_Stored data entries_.
++++++++++
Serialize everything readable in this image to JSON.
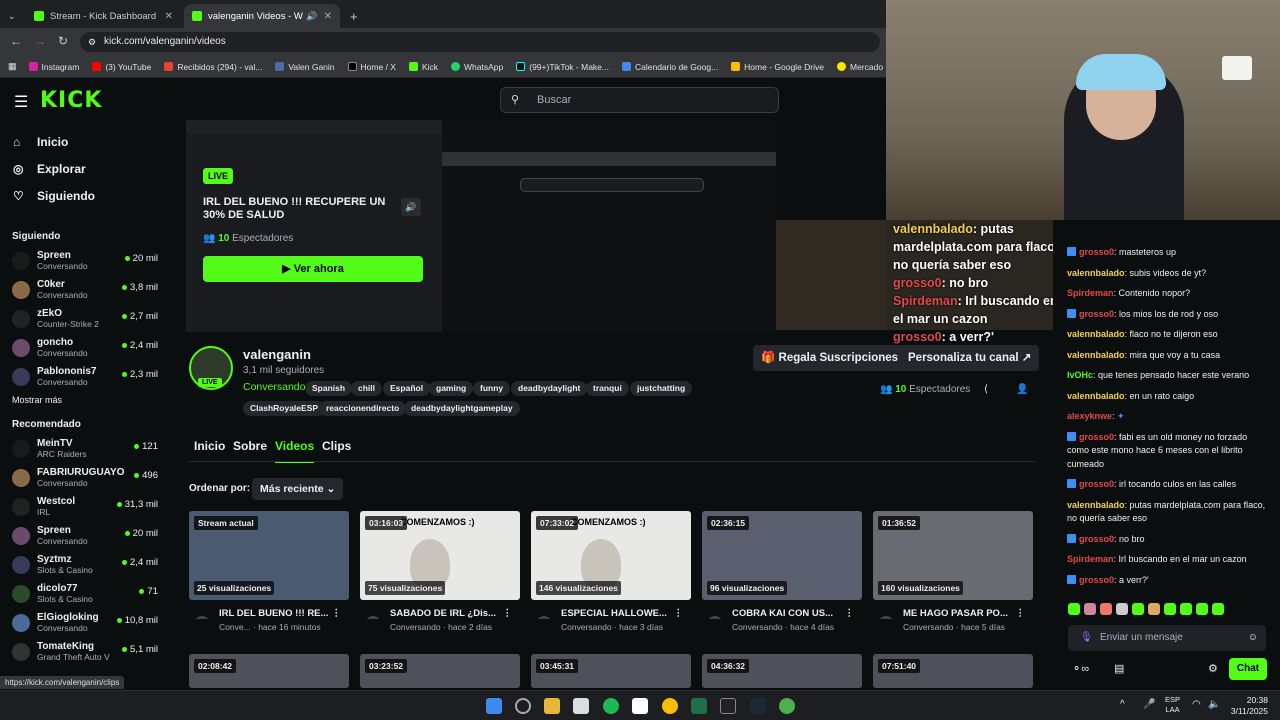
{
  "browser": {
    "tabs": [
      {
        "title": "Stream - Kick Dashboard"
      },
      {
        "title": "valenganin Videos - Watch"
      }
    ],
    "url": "kick.com/valenganin/videos",
    "bookmarks": [
      "Instagram",
      "(3) YouTube",
      "Recibidos (294) - val...",
      "Valen Ganin",
      "Home / X",
      "Kick",
      "WhatsApp",
      "(99+)TikTok - Make...",
      "Calendario de Goog...",
      "Home - Google Drive",
      "Mercado Libre Arg"
    ],
    "status_url": "https://kick.com/valenganin/clips"
  },
  "header": {
    "logo": "KICK",
    "search_placeholder": "Buscar"
  },
  "sidebar": {
    "nav": [
      {
        "label": "Inicio",
        "icon": "home-icon"
      },
      {
        "label": "Explorar",
        "icon": "compass-icon"
      },
      {
        "label": "Siguiendo",
        "icon": "heart-icon"
      }
    ],
    "following_title": "Siguiendo",
    "following": [
      {
        "name": "Spreen",
        "cat": "Conversando",
        "viewers": "20 mil"
      },
      {
        "name": "C0ker",
        "cat": "Conversando",
        "viewers": "3,8 mil"
      },
      {
        "name": "zEkO",
        "cat": "Counter-Strike 2",
        "viewers": "2,7 mil"
      },
      {
        "name": "goncho",
        "cat": "Conversando",
        "viewers": "2,4 mil"
      },
      {
        "name": "Pablononis7",
        "cat": "Conversando",
        "viewers": "2,3 mil"
      }
    ],
    "show_more": "Mostrar más",
    "recommended_title": "Recomendado",
    "recommended": [
      {
        "name": "MeinTV",
        "cat": "ARC Raiders",
        "viewers": "121"
      },
      {
        "name": "FABRIURUGUAYO",
        "cat": "Conversando",
        "viewers": "496"
      },
      {
        "name": "Westcol",
        "cat": "IRL",
        "viewers": "31,3 mil"
      },
      {
        "name": "Spreen",
        "cat": "Conversando",
        "viewers": "20 mil"
      },
      {
        "name": "Syztmz",
        "cat": "Slots & Casino",
        "viewers": "2,4 mil"
      },
      {
        "name": "dicolo77",
        "cat": "Slots & Casino",
        "viewers": "71"
      },
      {
        "name": "ElGiogloking",
        "cat": "Conversando",
        "viewers": "10,8 mil"
      },
      {
        "name": "TomateKing",
        "cat": "Grand Theft Auto V",
        "viewers": "5,1 mil"
      }
    ]
  },
  "player": {
    "live": "LIVE",
    "title": "IRL DEL BUENO !!! RECUPERE UN 30% DE SALUD",
    "viewers_count": "10",
    "viewers_label": "Espectadores",
    "watch": "Ver ahora"
  },
  "overlay_chat": [
    {
      "user": "valennbalado",
      "text": "putas mardelplata.com para flaco, no quería saber eso"
    },
    {
      "user": "grosso0",
      "text": "no bro"
    },
    {
      "user": "Spirdeman",
      "text": "Irl buscando en el mar un cazon"
    },
    {
      "user": "grosso0",
      "text": "a verr?'"
    }
  ],
  "channel": {
    "name": "valenganin",
    "followers": "3,1 mil seguidores",
    "live": "LIVE",
    "category": "Conversando",
    "tags": [
      "Spanish",
      "chill",
      "Español",
      "gaming",
      "funny",
      "deadbydaylight",
      "tranqui",
      "justchatting",
      "ClashRoyaleESP",
      "reaccionendirecto",
      "deadbydaylightgameplay"
    ],
    "gift": "Regala Suscripciones",
    "customize": "Personaliza tu canal",
    "viewers_count": "10",
    "viewers_label": "Espectadores"
  },
  "tabs": [
    "Inicio",
    "Sobre",
    "Videos",
    "Clips"
  ],
  "sort": {
    "label": "Ordenar por:",
    "value": "Más reciente"
  },
  "videos": [
    {
      "badge": "Stream actual",
      "views": "25 visualizaciones",
      "title": "IRL DEL BUENO !!! RE...",
      "meta": "Conve... · hace 16 minutos",
      "color": "#4a5a70"
    },
    {
      "badge": "03:16:03",
      "views": "75 visualizaciones",
      "title": "SABADO DE IRL ¿Dis...",
      "meta": "Conversando · hace 2 días",
      "color": "#e8e8e6",
      "overlay": "COMENZAMOS :)"
    },
    {
      "badge": "07:33:02",
      "views": "146 visualizaciones",
      "title": "ESPECIAL HALLOWE...",
      "meta": "Conversando · hace 3 días",
      "color": "#e8e8e6",
      "overlay": "COMENZAMOS :)"
    },
    {
      "badge": "02:36:15",
      "views": "96 visualizaciones",
      "title": "COBRA KAI CON US...",
      "meta": "Conversando · hace 4 días",
      "color": "#5a6070"
    },
    {
      "badge": "01:36:52",
      "views": "160 visualizaciones",
      "title": "ME HAGO PASAR PO...",
      "meta": "Conversando · hace 5 días",
      "color": "#6a6a72"
    }
  ],
  "videos_row2": [
    "02:08:42",
    "03:23:52",
    "03:45:31",
    "04:36:32",
    "07:51:40"
  ],
  "chat": {
    "messages": [
      {
        "user": "grosso0",
        "color": "#e14a4a",
        "badge": true,
        "text": "masteteros up"
      },
      {
        "user": "valennbalado",
        "color": "#f6d14a",
        "badge": false,
        "text": "subis videos de yt?"
      },
      {
        "user": "Spirdeman",
        "color": "#e14a4a",
        "badge": false,
        "text": "Contenido nopor?"
      },
      {
        "user": "grosso0",
        "color": "#e14a4a",
        "badge": true,
        "text": "los mios los de rod y oso"
      },
      {
        "user": "valennbalado",
        "color": "#f6d14a",
        "badge": false,
        "text": "flaco no te dijeron eso"
      },
      {
        "user": "valennbalado",
        "color": "#f6d14a",
        "badge": false,
        "text": "mira que voy a tu casa"
      },
      {
        "user": "lvOHc",
        "color": "#53fc18",
        "badge": false,
        "text": "que tenes pensado hacer este verano"
      },
      {
        "user": "valennbalado",
        "color": "#f6d14a",
        "badge": false,
        "text": "en un rato caigo"
      },
      {
        "user": "alexyknwe",
        "color": "#e14a4a",
        "badge": false,
        "text": ""
      },
      {
        "user": "grosso0",
        "color": "#e14a4a",
        "badge": true,
        "text": "fabi es un old money no forzado como este mono hace 6 meses con el librito cumeado"
      },
      {
        "user": "grosso0",
        "color": "#e14a4a",
        "badge": true,
        "text": "irl tocando culos en las calles"
      },
      {
        "user": "valennbalado",
        "color": "#f6d14a",
        "badge": false,
        "text": "putas mardelplata.com para flaco, no quería saber eso"
      },
      {
        "user": "grosso0",
        "color": "#e14a4a",
        "badge": true,
        "text": "no bro"
      },
      {
        "user": "Spirdeman",
        "color": "#e14a4a",
        "badge": false,
        "text": "Irl buscando en el mar un cazon"
      },
      {
        "user": "grosso0",
        "color": "#e14a4a",
        "badge": true,
        "text": "a verr?'"
      }
    ],
    "input_placeholder": "Enviar un mensaje",
    "send": "Chat"
  },
  "taskbar": {
    "lang1": "ESP",
    "lang2": "LAA",
    "time": "20:38",
    "date": "3/11/2025"
  }
}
++++++++++
Print out every entry above without changing a word, and leave out the pictures.

_Final result_.
Serialize everything readable in this image to JSON.
{
  "browser": {
    "tabs": [
      {
        "title": "Stream - Kick Dashboard"
      },
      {
        "title": "valenganin Videos - Watch"
      }
    ],
    "url": "kick.com/valenganin/videos",
    "bookmarks": [
      "Instagram",
      "(3) YouTube",
      "Recibidos (294) - val...",
      "Valen Ganin",
      "Home / X",
      "Kick",
      "WhatsApp",
      "(99+)TikTok - Make...",
      "Calendario de Goog...",
      "Home - Google Drive",
      "Mercado Libre Arg"
    ],
    "status_url": "https://kick.com/valenganin/clips"
  },
  "header": {
    "logo": "KICK",
    "search_placeholder": "Buscar"
  },
  "sidebar": {
    "nav": [
      {
        "label": "Inicio",
        "icon": "home-icon"
      },
      {
        "label": "Explorar",
        "icon": "compass-icon"
      },
      {
        "label": "Siguiendo",
        "icon": "heart-icon"
      }
    ],
    "following_title": "Siguiendo",
    "following": [
      {
        "name": "Spreen",
        "cat": "Conversando",
        "viewers": "20 mil"
      },
      {
        "name": "C0ker",
        "cat": "Conversando",
        "viewers": "3,8 mil"
      },
      {
        "name": "zEkO",
        "cat": "Counter-Strike 2",
        "viewers": "2,7 mil"
      },
      {
        "name": "goncho",
        "cat": "Conversando",
        "viewers": "2,4 mil"
      },
      {
        "name": "Pablononis7",
        "cat": "Conversando",
        "viewers": "2,3 mil"
      }
    ],
    "show_more": "Mostrar más",
    "recommended_title": "Recomendado",
    "recommended": [
      {
        "name": "MeinTV",
        "cat": "ARC Raiders",
        "viewers": "121"
      },
      {
        "name": "FABRIURUGUAYO",
        "cat": "Conversando",
        "viewers": "496"
      },
      {
        "name": "Westcol",
        "cat": "IRL",
        "viewers": "31,3 mil"
      },
      {
        "name": "Spreen",
        "cat": "Conversando",
        "viewers": "20 mil"
      },
      {
        "name": "Syztmz",
        "cat": "Slots & Casino",
        "viewers": "2,4 mil"
      },
      {
        "name": "dicolo77",
        "cat": "Slots & Casino",
        "viewers": "71"
      },
      {
        "name": "ElGiogloking",
        "cat": "Conversando",
        "viewers": "10,8 mil"
      },
      {
        "name": "TomateKing",
        "cat": "Grand Theft Auto V",
        "viewers": "5,1 mil"
      }
    ]
  },
  "player": {
    "live": "LIVE",
    "title": "IRL DEL BUENO !!! RECUPERE UN 30% DE SALUD",
    "viewers_count": "10",
    "viewers_label": "Espectadores",
    "watch": "Ver ahora"
  },
  "overlay_chat": [
    {
      "user": "valennbalado",
      "text": "putas mardelplata.com para flaco, no quería saber eso"
    },
    {
      "user": "grosso0",
      "text": "no bro"
    },
    {
      "user": "Spirdeman",
      "text": "Irl buscando en el mar un cazon"
    },
    {
      "user": "grosso0",
      "text": "a verr?'"
    }
  ],
  "channel": {
    "name": "valenganin",
    "followers": "3,1 mil seguidores",
    "live": "LIVE",
    "category": "Conversando",
    "tags": [
      "Spanish",
      "chill",
      "Español",
      "gaming",
      "funny",
      "deadbydaylight",
      "tranqui",
      "justchatting",
      "ClashRoyaleESP",
      "reaccionendirecto",
      "deadbydaylightgameplay"
    ],
    "gift": "Regala Suscripciones",
    "customize": "Personaliza tu canal",
    "viewers_count": "10",
    "viewers_label": "Espectadores"
  },
  "tabs": [
    "Inicio",
    "Sobre",
    "Videos",
    "Clips"
  ],
  "sort": {
    "label": "Ordenar por:",
    "value": "Más reciente"
  },
  "videos": [
    {
      "badge": "Stream actual",
      "views": "25 visualizaciones",
      "title": "IRL DEL BUENO !!! RE...",
      "meta": "Conve... · hace 16 minutos",
      "color": "#4a5a70"
    },
    {
      "badge": "03:16:03",
      "views": "75 visualizaciones",
      "title": "SABADO DE IRL ¿Dis...",
      "meta": "Conversando · hace 2 días",
      "color": "#e8e8e6",
      "overlay": "COMENZAMOS :)"
    },
    {
      "badge": "07:33:02",
      "views": "146 visualizaciones",
      "title": "ESPECIAL HALLOWE...",
      "meta": "Conversando · hace 3 días",
      "color": "#e8e8e6",
      "overlay": "COMENZAMOS :)"
    },
    {
      "badge": "02:36:15",
      "views": "96 visualizaciones",
      "title": "COBRA KAI CON US...",
      "meta": "Conversando · hace 4 días",
      "color": "#5a6070"
    },
    {
      "badge": "01:36:52",
      "views": "160 visualizaciones",
      "title": "ME HAGO PASAR PO...",
      "meta": "Conversando · hace 5 días",
      "color": "#6a6a72"
    }
  ],
  "videos_row2": [
    "02:08:42",
    "03:23:52",
    "03:45:31",
    "04:36:32",
    "07:51:40"
  ],
  "chat": {
    "messages": [
      {
        "user": "grosso0",
        "color": "#e14a4a",
        "badge": true,
        "text": "masteteros up"
      },
      {
        "user": "valennbalado",
        "color": "#f6d14a",
        "badge": false,
        "text": "subis videos de yt?"
      },
      {
        "user": "Spirdeman",
        "color": "#e14a4a",
        "badge": false,
        "text": "Contenido nopor?"
      },
      {
        "user": "grosso0",
        "color": "#e14a4a",
        "badge": true,
        "text": "los mios los de rod y oso"
      },
      {
        "user": "valennbalado",
        "color": "#f6d14a",
        "badge": false,
        "text": "flaco no te dijeron eso"
      },
      {
        "user": "valennbalado",
        "color": "#f6d14a",
        "badge": false,
        "text": "mira que voy a tu casa"
      },
      {
        "user": "lvOHc",
        "color": "#53fc18",
        "badge": false,
        "text": "que tenes pensado hacer este verano"
      },
      {
        "user": "valennbalado",
        "color": "#f6d14a",
        "badge": false,
        "text": "en un rato caigo"
      },
      {
        "user": "alexyknwe",
        "color": "#e14a4a",
        "badge": false,
        "text": ""
      },
      {
        "user": "grosso0",
        "color": "#e14a4a",
        "badge": true,
        "text": "fabi es un old money no forzado como este mono hace 6 meses con el librito cumeado"
      },
      {
        "user": "grosso0",
        "color": "#e14a4a",
        "badge": true,
        "text": "irl tocando culos en las calles"
      },
      {
        "user": "valennbalado",
        "color": "#f6d14a",
        "badge": false,
        "text": "putas mardelplata.com para flaco, no quería saber eso"
      },
      {
        "user": "grosso0",
        "color": "#e14a4a",
        "badge": true,
        "text": "no bro"
      },
      {
        "user": "Spirdeman",
        "color": "#e14a4a",
        "badge": false,
        "text": "Irl buscando en el mar un cazon"
      },
      {
        "user": "grosso0",
        "color": "#e14a4a",
        "badge": true,
        "text": "a verr?'"
      }
    ],
    "input_placeholder": "Enviar un mensaje",
    "send": "Chat"
  },
  "taskbar": {
    "lang1": "ESP",
    "lang2": "LAA",
    "time": "20:38",
    "date": "3/11/2025"
  }
}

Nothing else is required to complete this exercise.